Output every line exactly as written. Leave out pictures.
-- Record list start --
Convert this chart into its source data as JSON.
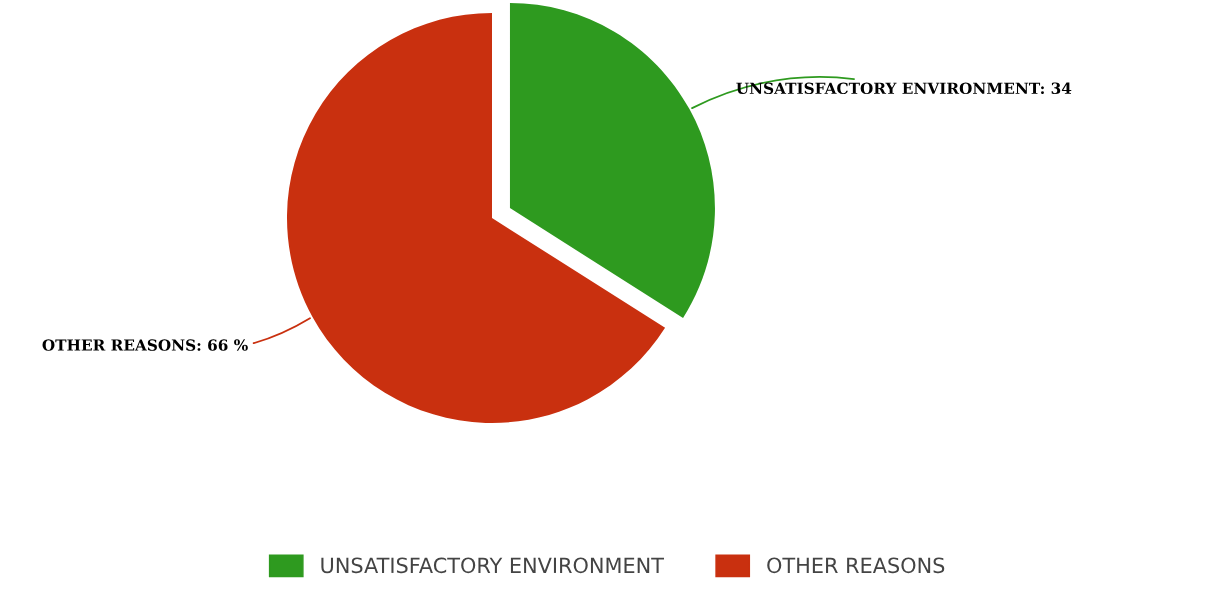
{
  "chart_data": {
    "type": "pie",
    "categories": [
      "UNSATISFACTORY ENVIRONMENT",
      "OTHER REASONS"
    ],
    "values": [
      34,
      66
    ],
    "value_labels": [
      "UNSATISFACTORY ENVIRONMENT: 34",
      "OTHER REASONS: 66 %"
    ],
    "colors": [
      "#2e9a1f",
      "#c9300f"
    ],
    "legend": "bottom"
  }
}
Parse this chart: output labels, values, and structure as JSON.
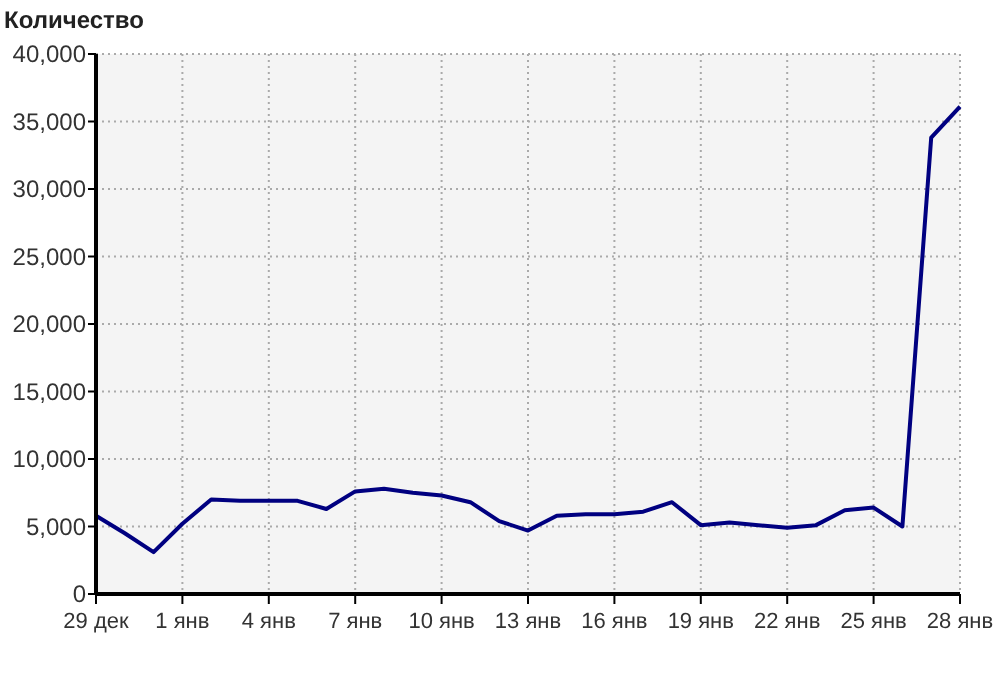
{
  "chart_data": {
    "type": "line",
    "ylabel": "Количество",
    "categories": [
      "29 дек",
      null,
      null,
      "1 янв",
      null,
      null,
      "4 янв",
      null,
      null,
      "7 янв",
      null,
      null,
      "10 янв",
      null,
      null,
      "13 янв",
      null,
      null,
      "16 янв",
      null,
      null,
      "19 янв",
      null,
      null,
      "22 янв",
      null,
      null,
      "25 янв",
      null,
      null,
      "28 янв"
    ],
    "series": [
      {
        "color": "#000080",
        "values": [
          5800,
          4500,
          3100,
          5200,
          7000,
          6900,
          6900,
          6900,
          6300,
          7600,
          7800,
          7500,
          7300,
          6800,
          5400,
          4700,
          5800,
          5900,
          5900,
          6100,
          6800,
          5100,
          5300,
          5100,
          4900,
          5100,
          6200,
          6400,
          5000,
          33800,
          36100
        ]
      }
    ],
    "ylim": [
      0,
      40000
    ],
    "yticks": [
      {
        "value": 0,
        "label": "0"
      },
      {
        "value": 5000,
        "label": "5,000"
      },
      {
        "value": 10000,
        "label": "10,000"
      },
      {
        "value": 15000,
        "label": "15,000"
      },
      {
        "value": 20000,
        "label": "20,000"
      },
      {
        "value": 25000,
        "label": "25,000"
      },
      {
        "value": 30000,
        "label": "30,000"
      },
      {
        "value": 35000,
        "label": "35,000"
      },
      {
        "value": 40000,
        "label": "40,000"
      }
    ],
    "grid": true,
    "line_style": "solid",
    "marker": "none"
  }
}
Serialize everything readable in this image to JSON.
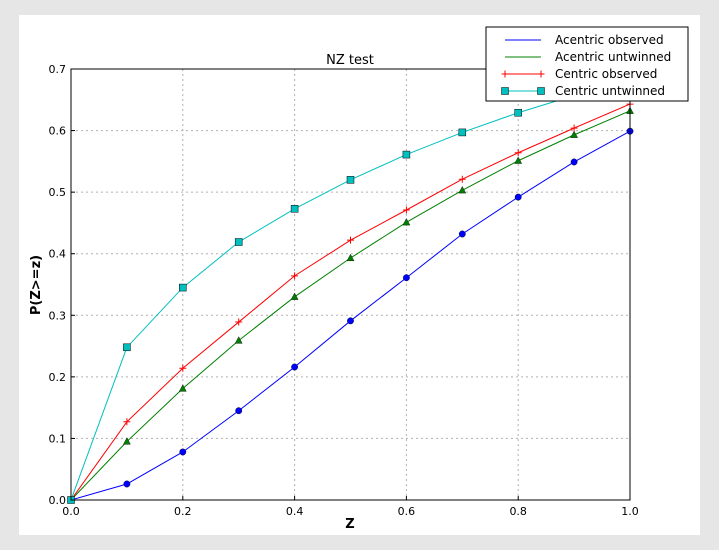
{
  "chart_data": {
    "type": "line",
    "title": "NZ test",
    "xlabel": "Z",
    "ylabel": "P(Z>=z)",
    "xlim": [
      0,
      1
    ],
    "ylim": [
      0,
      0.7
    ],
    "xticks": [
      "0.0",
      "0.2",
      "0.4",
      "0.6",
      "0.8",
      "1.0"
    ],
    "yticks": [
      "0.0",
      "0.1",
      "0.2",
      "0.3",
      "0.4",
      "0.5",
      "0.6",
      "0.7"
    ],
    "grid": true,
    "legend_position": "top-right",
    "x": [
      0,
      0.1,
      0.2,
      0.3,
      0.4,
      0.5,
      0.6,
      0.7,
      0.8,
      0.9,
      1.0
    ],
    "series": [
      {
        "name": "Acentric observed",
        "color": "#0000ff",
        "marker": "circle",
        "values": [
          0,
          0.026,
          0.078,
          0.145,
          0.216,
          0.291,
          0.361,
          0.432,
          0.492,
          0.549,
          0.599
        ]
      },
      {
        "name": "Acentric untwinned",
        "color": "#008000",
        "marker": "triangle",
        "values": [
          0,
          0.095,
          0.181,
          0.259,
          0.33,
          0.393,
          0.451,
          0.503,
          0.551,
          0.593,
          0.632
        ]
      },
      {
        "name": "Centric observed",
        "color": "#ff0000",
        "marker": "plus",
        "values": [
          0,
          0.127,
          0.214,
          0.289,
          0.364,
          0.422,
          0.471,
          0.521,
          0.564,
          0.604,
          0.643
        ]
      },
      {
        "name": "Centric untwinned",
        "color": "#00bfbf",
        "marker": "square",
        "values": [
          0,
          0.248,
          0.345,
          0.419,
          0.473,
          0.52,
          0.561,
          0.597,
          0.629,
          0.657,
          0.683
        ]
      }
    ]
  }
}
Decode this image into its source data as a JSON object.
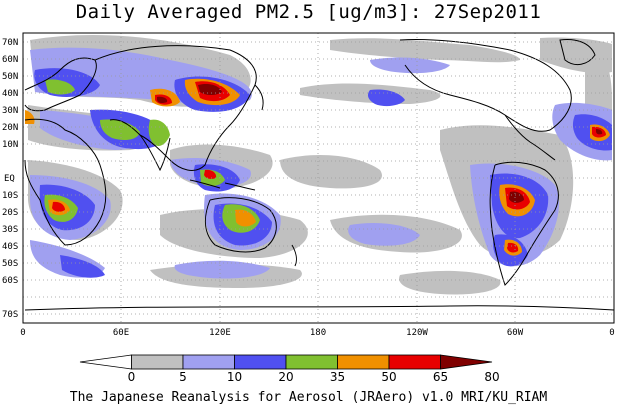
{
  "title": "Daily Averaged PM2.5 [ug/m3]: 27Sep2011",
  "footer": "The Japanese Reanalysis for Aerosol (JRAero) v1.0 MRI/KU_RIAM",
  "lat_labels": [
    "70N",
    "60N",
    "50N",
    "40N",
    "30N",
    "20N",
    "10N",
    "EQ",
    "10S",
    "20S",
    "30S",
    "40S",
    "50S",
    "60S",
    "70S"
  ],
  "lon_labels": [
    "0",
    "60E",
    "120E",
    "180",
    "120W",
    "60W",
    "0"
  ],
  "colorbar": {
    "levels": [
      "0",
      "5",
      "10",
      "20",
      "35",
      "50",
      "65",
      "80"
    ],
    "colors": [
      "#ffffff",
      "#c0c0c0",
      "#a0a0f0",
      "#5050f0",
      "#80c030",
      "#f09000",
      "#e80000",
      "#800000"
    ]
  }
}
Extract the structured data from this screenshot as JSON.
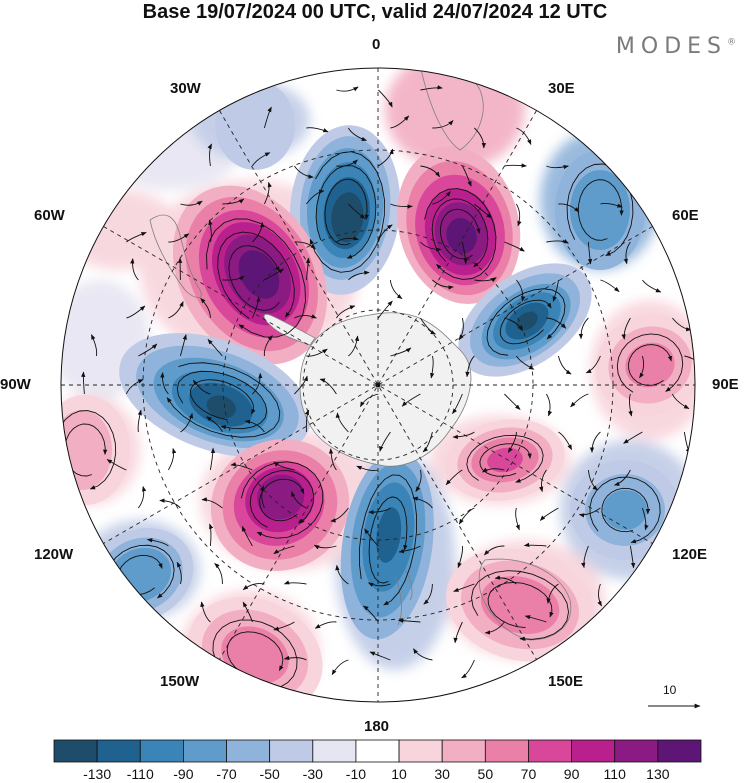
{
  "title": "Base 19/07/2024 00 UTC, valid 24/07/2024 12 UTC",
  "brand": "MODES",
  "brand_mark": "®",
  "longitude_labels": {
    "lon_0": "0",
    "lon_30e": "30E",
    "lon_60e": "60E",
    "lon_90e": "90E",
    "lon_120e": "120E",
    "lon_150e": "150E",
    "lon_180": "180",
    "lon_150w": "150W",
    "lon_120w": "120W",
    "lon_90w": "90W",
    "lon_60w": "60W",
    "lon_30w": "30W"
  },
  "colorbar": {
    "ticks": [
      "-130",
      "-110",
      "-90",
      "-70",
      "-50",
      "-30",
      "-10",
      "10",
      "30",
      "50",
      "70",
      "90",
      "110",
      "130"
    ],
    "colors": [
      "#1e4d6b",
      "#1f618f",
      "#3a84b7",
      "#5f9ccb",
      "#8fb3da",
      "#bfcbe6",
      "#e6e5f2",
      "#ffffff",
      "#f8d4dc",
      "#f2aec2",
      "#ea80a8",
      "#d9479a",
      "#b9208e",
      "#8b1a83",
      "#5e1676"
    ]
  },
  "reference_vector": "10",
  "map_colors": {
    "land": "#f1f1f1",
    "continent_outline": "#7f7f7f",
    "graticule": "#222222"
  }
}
-- Record list end --
● **Task result**
Convert this chart into its source data as JSON.
{
  "chart_data": {
    "type": "pie",
    "categories": [
      "UNSATISFACTORY ENVIRONMENT",
      "OTHER REASONS"
    ],
    "values": [
      34,
      66
    ],
    "value_labels": [
      "UNSATISFACTORY ENVIRONMENT: 34",
      "OTHER REASONS: 66 %"
    ],
    "colors": [
      "#2e9a1f",
      "#c9300f"
    ],
    "legend": "bottom"
  }
}
Parse this chart: output labels, values, and structure as JSON.
{
  "chart_data": {
    "type": "line",
    "ylabel": "Количество",
    "categories": [
      "29 дек",
      null,
      null,
      "1 янв",
      null,
      null,
      "4 янв",
      null,
      null,
      "7 янв",
      null,
      null,
      "10 янв",
      null,
      null,
      "13 янв",
      null,
      null,
      "16 янв",
      null,
      null,
      "19 янв",
      null,
      null,
      "22 янв",
      null,
      null,
      "25 янв",
      null,
      null,
      "28 янв"
    ],
    "series": [
      {
        "color": "#000080",
        "values": [
          5800,
          4500,
          3100,
          5200,
          7000,
          6900,
          6900,
          6900,
          6300,
          7600,
          7800,
          7500,
          7300,
          6800,
          5400,
          4700,
          5800,
          5900,
          5900,
          6100,
          6800,
          5100,
          5300,
          5100,
          4900,
          5100,
          6200,
          6400,
          5000,
          33800,
          36100
        ]
      }
    ],
    "ylim": [
      0,
      40000
    ],
    "yticks": [
      {
        "value": 0,
        "label": "0"
      },
      {
        "value": 5000,
        "label": "5,000"
      },
      {
        "value": 10000,
        "label": "10,000"
      },
      {
        "value": 15000,
        "label": "15,000"
      },
      {
        "value": 20000,
        "label": "20,000"
      },
      {
        "value": 25000,
        "label": "25,000"
      },
      {
        "value": 30000,
        "label": "30,000"
      },
      {
        "value": 35000,
        "label": "35,000"
      },
      {
        "value": 40000,
        "label": "40,000"
      }
    ],
    "grid": true,
    "line_style": "solid",
    "marker": "none"
  }
}
Serialize everything readable in this image to JSON.
{
  "chart_data": {
    "type": "line",
    "title": "NZ test",
    "xlabel": "Z",
    "ylabel": "P(Z>=z)",
    "xlim": [
      0,
      1
    ],
    "ylim": [
      0,
      0.7
    ],
    "xticks": [
      "0.0",
      "0.2",
      "0.4",
      "0.6",
      "0.8",
      "1.0"
    ],
    "yticks": [
      "0.0",
      "0.1",
      "0.2",
      "0.3",
      "0.4",
      "0.5",
      "0.6",
      "0.7"
    ],
    "grid": true,
    "legend_position": "top-right",
    "x": [
      0,
      0.1,
      0.2,
      0.3,
      0.4,
      0.5,
      0.6,
      0.7,
      0.8,
      0.9,
      1.0
    ],
    "series": [
      {
        "name": "Acentric observed",
        "color": "#0000ff",
        "marker": "circle",
        "values": [
          0,
          0.026,
          0.078,
          0.145,
          0.216,
          0.291,
          0.361,
          0.432,
          0.492,
          0.549,
          0.599
        ]
      },
      {
        "name": "Acentric untwinned",
        "color": "#008000",
        "marker": "triangle",
        "values": [
          0,
          0.095,
          0.181,
          0.259,
          0.33,
          0.393,
          0.451,
          0.503,
          0.551,
          0.593,
          0.632
        ]
      },
      {
        "name": "Centric observed",
        "color": "#ff0000",
        "marker": "plus",
        "values": [
          0,
          0.127,
          0.214,
          0.289,
          0.364,
          0.422,
          0.471,
          0.521,
          0.564,
          0.604,
          0.643
        ]
      },
      {
        "name": "Centric untwinned",
        "color": "#00bfbf",
        "marker": "square",
        "values": [
          0,
          0.248,
          0.345,
          0.419,
          0.473,
          0.52,
          0.561,
          0.597,
          0.629,
          0.657,
          0.683
        ]
      }
    ]
  }
}
Decode this image into its source data as a JSON object.
{
  "title": "Daily Averaged PM2.5 [ug/m3]: 27Sep2011",
  "footer": "The Japanese Reanalysis for Aerosol (JRAero) v1.0 MRI/KU_RIAM",
  "lat_labels": [
    "70N",
    "60N",
    "50N",
    "40N",
    "30N",
    "20N",
    "10N",
    "EQ",
    "10S",
    "20S",
    "30S",
    "40S",
    "50S",
    "60S",
    "70S"
  ],
  "lon_labels": [
    "0",
    "60E",
    "120E",
    "180",
    "120W",
    "60W",
    "0"
  ],
  "colorbar": {
    "levels": [
      "0",
      "5",
      "10",
      "20",
      "35",
      "50",
      "65",
      "80"
    ],
    "colors": [
      "#ffffff",
      "#c0c0c0",
      "#a0a0f0",
      "#5050f0",
      "#80c030",
      "#f09000",
      "#e80000",
      "#800000"
    ]
  }
}
Extract the structured data from this screenshot as JSON.
{
  "title": "Base 19/07/2024 00 UTC, valid 24/07/2024 12 UTC",
  "brand": "MODES",
  "brand_mark": "®",
  "longitude_labels": {
    "lon_0": "0",
    "lon_30e": "30E",
    "lon_60e": "60E",
    "lon_90e": "90E",
    "lon_120e": "120E",
    "lon_150e": "150E",
    "lon_180": "180",
    "lon_150w": "150W",
    "lon_120w": "120W",
    "lon_90w": "90W",
    "lon_60w": "60W",
    "lon_30w": "30W"
  },
  "colorbar": {
    "ticks": [
      "-130",
      "-110",
      "-90",
      "-70",
      "-50",
      "-30",
      "-10",
      "10",
      "30",
      "50",
      "70",
      "90",
      "110",
      "130"
    ],
    "colors": [
      "#1e4d6b",
      "#1f618f",
      "#3a84b7",
      "#5f9ccb",
      "#8fb3da",
      "#bfcbe6",
      "#e6e5f2",
      "#ffffff",
      "#f8d4dc",
      "#f2aec2",
      "#ea80a8",
      "#d9479a",
      "#b9208e",
      "#8b1a83",
      "#5e1676"
    ]
  },
  "reference_vector": "10",
  "map_colors": {
    "land": "#f1f1f1",
    "continent_outline": "#7f7f7f",
    "graticule": "#222222"
  }
}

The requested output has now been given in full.